**Exercise details**
Each record is to be transcribed exactly.

===== Materials provided =====

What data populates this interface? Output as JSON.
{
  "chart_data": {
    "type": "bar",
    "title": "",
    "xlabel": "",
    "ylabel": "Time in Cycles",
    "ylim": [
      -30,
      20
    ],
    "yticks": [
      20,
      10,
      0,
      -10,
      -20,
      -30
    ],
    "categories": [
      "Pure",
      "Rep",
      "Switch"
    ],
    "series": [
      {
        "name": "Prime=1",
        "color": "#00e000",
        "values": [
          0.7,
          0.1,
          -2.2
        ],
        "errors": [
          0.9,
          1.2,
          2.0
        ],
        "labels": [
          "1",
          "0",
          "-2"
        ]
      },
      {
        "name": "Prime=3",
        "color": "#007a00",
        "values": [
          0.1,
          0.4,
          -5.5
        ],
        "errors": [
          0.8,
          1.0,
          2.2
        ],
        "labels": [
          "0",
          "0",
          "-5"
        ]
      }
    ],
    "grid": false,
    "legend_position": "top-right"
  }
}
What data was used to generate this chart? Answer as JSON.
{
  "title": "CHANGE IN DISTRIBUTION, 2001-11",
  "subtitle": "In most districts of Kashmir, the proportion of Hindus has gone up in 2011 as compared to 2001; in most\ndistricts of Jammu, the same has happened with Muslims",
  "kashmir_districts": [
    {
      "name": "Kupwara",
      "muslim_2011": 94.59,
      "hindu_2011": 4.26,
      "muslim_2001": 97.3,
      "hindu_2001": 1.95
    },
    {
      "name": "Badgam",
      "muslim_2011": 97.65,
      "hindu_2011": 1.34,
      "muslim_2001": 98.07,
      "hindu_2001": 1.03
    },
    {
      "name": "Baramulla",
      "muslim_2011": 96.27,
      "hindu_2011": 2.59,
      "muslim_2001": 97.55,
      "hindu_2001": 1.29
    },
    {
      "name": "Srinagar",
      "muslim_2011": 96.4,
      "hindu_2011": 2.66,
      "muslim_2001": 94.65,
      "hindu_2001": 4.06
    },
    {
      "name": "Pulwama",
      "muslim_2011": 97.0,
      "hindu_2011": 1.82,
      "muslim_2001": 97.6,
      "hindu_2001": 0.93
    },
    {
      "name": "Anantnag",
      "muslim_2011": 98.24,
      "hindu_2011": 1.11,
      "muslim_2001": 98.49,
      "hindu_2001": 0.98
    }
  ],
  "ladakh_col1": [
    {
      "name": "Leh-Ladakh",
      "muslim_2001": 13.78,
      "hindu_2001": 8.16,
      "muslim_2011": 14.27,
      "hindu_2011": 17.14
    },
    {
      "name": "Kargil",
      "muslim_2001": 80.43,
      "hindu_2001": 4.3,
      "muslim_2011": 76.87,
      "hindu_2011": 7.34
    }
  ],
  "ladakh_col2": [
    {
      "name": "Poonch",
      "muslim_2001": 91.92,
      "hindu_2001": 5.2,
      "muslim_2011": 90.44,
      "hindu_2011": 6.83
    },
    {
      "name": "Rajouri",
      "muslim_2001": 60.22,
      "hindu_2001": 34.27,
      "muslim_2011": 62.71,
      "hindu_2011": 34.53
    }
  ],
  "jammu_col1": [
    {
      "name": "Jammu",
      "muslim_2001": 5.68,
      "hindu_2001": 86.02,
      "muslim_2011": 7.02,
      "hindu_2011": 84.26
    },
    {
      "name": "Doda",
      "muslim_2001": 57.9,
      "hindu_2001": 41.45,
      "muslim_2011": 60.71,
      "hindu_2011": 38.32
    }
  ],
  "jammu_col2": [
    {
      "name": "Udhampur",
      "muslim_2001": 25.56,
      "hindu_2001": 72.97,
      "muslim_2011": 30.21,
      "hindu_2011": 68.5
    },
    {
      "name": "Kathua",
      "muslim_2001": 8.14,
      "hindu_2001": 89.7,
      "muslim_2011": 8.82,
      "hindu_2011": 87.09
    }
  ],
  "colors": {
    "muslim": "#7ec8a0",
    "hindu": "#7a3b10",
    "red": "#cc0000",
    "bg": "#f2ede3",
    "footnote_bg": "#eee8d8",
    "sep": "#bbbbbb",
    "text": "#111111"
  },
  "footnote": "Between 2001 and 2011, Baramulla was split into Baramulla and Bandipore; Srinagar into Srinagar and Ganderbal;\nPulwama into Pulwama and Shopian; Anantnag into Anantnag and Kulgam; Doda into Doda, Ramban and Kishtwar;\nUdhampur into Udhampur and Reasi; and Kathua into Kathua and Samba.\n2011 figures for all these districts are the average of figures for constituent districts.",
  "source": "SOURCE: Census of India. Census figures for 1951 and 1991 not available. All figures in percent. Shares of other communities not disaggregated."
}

=====

**Response**
What data populates this interface? Output as JSON.
{
  "chart_data": {
    "type": "bar",
    "title": "",
    "xlabel": "",
    "ylabel": "Time in Cycles",
    "ylim": [
      -30,
      20
    ],
    "yticks": [
      20,
      10,
      0,
      -10,
      -20,
      -30
    ],
    "categories": [
      "Pure",
      "Rep",
      "Switch"
    ],
    "series": [
      {
        "name": "Prime=1",
        "color": "#00e000",
        "values": [
          0.7,
          0.1,
          -2.2
        ],
        "errors": [
          0.9,
          1.2,
          2.0
        ],
        "labels": [
          "1",
          "0",
          "-2"
        ]
      },
      {
        "name": "Prime=3",
        "color": "#007a00",
        "values": [
          0.1,
          0.4,
          -5.5
        ],
        "errors": [
          0.8,
          1.0,
          2.2
        ],
        "labels": [
          "0",
          "0",
          "-5"
        ]
      }
    ],
    "grid": false,
    "legend_position": "top-right"
  }
}
What data was used to generate this chart? Answer as JSON.
{
  "title": "CHANGE IN DISTRIBUTION, 2001-11",
  "subtitle": "In most districts of Kashmir, the proportion of Hindus has gone up in 2011 as compared to 2001; in most\ndistricts of Jammu, the same has happened with Muslims",
  "kashmir_districts": [
    {
      "name": "Kupwara",
      "muslim_2011": 94.59,
      "hindu_2011": 4.26,
      "muslim_2001": 97.3,
      "hindu_2001": 1.95
    },
    {
      "name": "Badgam",
      "muslim_2011": 97.65,
      "hindu_2011": 1.34,
      "muslim_2001": 98.07,
      "hindu_2001": 1.03
    },
    {
      "name": "Baramulla",
      "muslim_2011": 96.27,
      "hindu_2011": 2.59,
      "muslim_2001": 97.55,
      "hindu_2001": 1.29
    },
    {
      "name": "Srinagar",
      "muslim_2011": 96.4,
      "hindu_2011": 2.66,
      "muslim_2001": 94.65,
      "hindu_2001": 4.06
    },
    {
      "name": "Pulwama",
      "muslim_2011": 97.0,
      "hindu_2011": 1.82,
      "muslim_2001": 97.6,
      "hindu_2001": 0.93
    },
    {
      "name": "Anantnag",
      "muslim_2011": 98.24,
      "hindu_2011": 1.11,
      "muslim_2001": 98.49,
      "hindu_2001": 0.98
    }
  ],
  "ladakh_col1": [
    {
      "name": "Leh-Ladakh",
      "muslim_2001": 13.78,
      "hindu_2001": 8.16,
      "muslim_2011": 14.27,
      "hindu_2011": 17.14
    },
    {
      "name": "Kargil",
      "muslim_2001": 80.43,
      "hindu_2001": 4.3,
      "muslim_2011": 76.87,
      "hindu_2011": 7.34
    }
  ],
  "ladakh_col2": [
    {
      "name": "Poonch",
      "muslim_2001": 91.92,
      "hindu_2001": 5.2,
      "muslim_2011": 90.44,
      "hindu_2011": 6.83
    },
    {
      "name": "Rajouri",
      "muslim_2001": 60.22,
      "hindu_2001": 34.27,
      "muslim_2011": 62.71,
      "hindu_2011": 34.53
    }
  ],
  "jammu_col1": [
    {
      "name": "Jammu",
      "muslim_2001": 5.68,
      "hindu_2001": 86.02,
      "muslim_2011": 7.02,
      "hindu_2011": 84.26
    },
    {
      "name": "Doda",
      "muslim_2001": 57.9,
      "hindu_2001": 41.45,
      "muslim_2011": 60.71,
      "hindu_2011": 38.32
    }
  ],
  "jammu_col2": [
    {
      "name": "Udhampur",
      "muslim_2001": 25.56,
      "hindu_2001": 72.97,
      "muslim_2011": 30.21,
      "hindu_2011": 68.5
    },
    {
      "name": "Kathua",
      "muslim_2001": 8.14,
      "hindu_2001": 89.7,
      "muslim_2011": 8.82,
      "hindu_2011": 87.09
    }
  ],
  "colors": {
    "muslim": "#7ec8a0",
    "hindu": "#7a3b10",
    "red": "#cc0000",
    "bg": "#f2ede3",
    "footnote_bg": "#eee8d8",
    "sep": "#bbbbbb",
    "text": "#111111"
  },
  "footnote": "Between 2001 and 2011, Baramulla was split into Baramulla and Bandipore; Srinagar into Srinagar and Ganderbal;\nPulwama into Pulwama and Shopian; Anantnag into Anantnag and Kulgam; Doda into Doda, Ramban and Kishtwar;\nUdhampur into Udhampur and Reasi; and Kathua into Kathua and Samba.\n2011 figures for all these districts are the average of figures for constituent districts.",
  "source": "SOURCE: Census of India. Census figures for 1951 and 1991 not available. All figures in percent. Shares of other communities not disaggregated."
}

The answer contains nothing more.